[Data entries]

* start *

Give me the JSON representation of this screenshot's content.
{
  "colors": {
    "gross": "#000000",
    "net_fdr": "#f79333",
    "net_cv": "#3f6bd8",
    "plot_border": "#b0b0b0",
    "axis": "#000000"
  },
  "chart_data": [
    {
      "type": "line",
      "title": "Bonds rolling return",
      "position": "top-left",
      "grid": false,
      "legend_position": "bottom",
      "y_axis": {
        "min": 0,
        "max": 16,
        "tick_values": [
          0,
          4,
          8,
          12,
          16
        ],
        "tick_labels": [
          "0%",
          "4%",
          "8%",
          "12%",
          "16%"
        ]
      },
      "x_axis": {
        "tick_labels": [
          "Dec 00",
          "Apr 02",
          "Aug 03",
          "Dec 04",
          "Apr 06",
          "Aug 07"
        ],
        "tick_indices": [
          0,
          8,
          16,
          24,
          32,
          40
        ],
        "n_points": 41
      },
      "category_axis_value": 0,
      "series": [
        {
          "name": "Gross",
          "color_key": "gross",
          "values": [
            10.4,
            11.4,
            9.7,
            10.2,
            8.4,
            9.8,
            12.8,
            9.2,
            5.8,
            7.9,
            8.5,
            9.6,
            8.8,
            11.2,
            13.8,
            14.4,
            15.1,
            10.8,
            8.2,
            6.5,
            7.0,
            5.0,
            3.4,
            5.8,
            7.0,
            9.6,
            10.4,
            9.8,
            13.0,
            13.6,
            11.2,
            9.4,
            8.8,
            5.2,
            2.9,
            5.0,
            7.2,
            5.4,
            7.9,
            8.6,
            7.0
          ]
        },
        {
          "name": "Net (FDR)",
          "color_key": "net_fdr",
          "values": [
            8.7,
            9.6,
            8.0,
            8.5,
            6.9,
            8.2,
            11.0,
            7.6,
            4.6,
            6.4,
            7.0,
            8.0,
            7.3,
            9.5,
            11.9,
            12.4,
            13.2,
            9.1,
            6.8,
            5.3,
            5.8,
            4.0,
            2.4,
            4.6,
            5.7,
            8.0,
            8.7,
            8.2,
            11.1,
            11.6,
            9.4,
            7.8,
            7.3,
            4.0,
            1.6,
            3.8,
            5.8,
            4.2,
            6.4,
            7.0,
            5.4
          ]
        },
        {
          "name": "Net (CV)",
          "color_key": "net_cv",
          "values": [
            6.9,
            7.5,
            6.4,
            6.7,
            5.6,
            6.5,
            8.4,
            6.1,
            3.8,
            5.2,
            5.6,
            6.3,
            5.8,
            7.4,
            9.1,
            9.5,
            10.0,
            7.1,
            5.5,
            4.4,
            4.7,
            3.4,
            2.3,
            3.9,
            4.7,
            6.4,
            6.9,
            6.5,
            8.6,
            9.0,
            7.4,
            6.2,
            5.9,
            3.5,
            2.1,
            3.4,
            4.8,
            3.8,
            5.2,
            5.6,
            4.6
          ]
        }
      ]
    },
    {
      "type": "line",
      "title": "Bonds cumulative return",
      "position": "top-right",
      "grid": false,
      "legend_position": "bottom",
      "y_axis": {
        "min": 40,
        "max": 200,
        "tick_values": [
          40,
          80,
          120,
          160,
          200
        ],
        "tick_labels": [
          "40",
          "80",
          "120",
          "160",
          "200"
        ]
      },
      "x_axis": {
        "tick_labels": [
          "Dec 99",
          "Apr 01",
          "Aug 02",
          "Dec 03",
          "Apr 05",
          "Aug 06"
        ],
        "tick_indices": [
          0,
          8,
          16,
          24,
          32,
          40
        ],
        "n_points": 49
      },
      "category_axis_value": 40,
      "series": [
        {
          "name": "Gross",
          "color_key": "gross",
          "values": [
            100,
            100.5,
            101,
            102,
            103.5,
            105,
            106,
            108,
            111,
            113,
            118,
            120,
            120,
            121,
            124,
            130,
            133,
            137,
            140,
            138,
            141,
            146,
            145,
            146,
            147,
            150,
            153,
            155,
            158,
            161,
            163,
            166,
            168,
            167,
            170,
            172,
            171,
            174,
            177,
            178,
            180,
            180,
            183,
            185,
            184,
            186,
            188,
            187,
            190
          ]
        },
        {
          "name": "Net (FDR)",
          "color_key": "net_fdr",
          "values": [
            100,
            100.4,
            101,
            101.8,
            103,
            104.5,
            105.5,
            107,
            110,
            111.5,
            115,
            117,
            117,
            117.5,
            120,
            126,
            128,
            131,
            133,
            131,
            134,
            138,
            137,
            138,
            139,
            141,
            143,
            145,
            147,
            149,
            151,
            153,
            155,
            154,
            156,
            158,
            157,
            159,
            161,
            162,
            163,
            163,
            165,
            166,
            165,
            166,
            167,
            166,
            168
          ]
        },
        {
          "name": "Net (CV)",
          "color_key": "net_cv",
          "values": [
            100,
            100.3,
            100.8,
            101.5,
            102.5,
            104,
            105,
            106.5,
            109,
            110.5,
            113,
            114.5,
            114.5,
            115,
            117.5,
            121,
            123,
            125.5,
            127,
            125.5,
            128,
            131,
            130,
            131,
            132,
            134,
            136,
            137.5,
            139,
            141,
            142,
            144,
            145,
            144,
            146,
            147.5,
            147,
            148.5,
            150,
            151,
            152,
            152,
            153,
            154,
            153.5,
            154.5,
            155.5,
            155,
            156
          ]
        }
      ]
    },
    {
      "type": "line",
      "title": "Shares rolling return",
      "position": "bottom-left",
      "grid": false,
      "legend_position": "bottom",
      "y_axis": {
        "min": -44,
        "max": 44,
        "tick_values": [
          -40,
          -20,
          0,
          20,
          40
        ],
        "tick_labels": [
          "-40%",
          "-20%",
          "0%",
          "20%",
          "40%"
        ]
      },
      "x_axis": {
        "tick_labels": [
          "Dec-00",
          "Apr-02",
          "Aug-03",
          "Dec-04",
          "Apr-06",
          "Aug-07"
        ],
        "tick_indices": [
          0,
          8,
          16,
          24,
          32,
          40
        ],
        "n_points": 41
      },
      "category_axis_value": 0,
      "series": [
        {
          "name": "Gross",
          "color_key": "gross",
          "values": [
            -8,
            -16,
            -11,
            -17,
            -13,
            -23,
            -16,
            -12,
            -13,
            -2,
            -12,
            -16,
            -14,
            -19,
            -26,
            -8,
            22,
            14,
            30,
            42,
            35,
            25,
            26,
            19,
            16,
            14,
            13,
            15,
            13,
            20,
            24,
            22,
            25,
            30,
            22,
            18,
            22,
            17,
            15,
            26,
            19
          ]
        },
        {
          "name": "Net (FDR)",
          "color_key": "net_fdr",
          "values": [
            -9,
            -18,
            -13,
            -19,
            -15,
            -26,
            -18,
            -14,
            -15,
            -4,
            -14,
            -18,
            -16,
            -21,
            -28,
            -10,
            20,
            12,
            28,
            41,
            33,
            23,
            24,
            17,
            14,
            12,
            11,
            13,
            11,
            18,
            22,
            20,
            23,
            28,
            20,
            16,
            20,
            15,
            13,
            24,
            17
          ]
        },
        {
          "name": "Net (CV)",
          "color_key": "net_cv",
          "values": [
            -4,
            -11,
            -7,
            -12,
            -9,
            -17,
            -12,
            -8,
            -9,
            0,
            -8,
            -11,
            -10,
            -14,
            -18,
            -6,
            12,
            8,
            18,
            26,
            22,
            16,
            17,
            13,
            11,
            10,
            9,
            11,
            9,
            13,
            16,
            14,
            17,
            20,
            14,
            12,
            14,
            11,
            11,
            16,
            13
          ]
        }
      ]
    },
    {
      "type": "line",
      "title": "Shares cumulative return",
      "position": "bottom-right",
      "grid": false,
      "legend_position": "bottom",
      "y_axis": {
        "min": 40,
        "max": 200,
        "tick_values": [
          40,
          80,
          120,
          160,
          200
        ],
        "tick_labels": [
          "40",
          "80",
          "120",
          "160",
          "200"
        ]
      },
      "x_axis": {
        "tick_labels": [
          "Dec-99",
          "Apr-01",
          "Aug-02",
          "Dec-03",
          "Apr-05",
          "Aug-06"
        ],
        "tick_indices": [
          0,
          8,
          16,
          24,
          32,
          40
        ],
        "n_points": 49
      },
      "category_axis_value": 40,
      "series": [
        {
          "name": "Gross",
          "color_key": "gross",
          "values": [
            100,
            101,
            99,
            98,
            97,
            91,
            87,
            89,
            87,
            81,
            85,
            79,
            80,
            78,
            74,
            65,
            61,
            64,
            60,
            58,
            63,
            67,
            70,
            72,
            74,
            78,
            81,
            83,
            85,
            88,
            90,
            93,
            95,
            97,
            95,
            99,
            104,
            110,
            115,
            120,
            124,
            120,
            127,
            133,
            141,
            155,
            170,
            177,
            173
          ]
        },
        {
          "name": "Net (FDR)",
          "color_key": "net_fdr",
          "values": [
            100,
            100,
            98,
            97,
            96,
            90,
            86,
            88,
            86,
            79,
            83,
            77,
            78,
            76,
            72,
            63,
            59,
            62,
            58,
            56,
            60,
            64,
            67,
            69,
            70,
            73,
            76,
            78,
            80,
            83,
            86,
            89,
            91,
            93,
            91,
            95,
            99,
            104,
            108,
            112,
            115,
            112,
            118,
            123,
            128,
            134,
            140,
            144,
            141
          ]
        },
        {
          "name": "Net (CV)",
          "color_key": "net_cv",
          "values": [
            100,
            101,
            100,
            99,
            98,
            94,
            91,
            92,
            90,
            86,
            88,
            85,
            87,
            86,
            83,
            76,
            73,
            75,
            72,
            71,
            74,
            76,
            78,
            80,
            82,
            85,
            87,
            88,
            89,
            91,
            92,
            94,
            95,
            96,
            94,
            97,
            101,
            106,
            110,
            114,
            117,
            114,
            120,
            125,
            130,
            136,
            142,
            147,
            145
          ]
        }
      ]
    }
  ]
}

* end *

### Written problem
Tally up the lines in the records containing the word "Bonds", then give the count and nothing else.

### Result of this exercise
2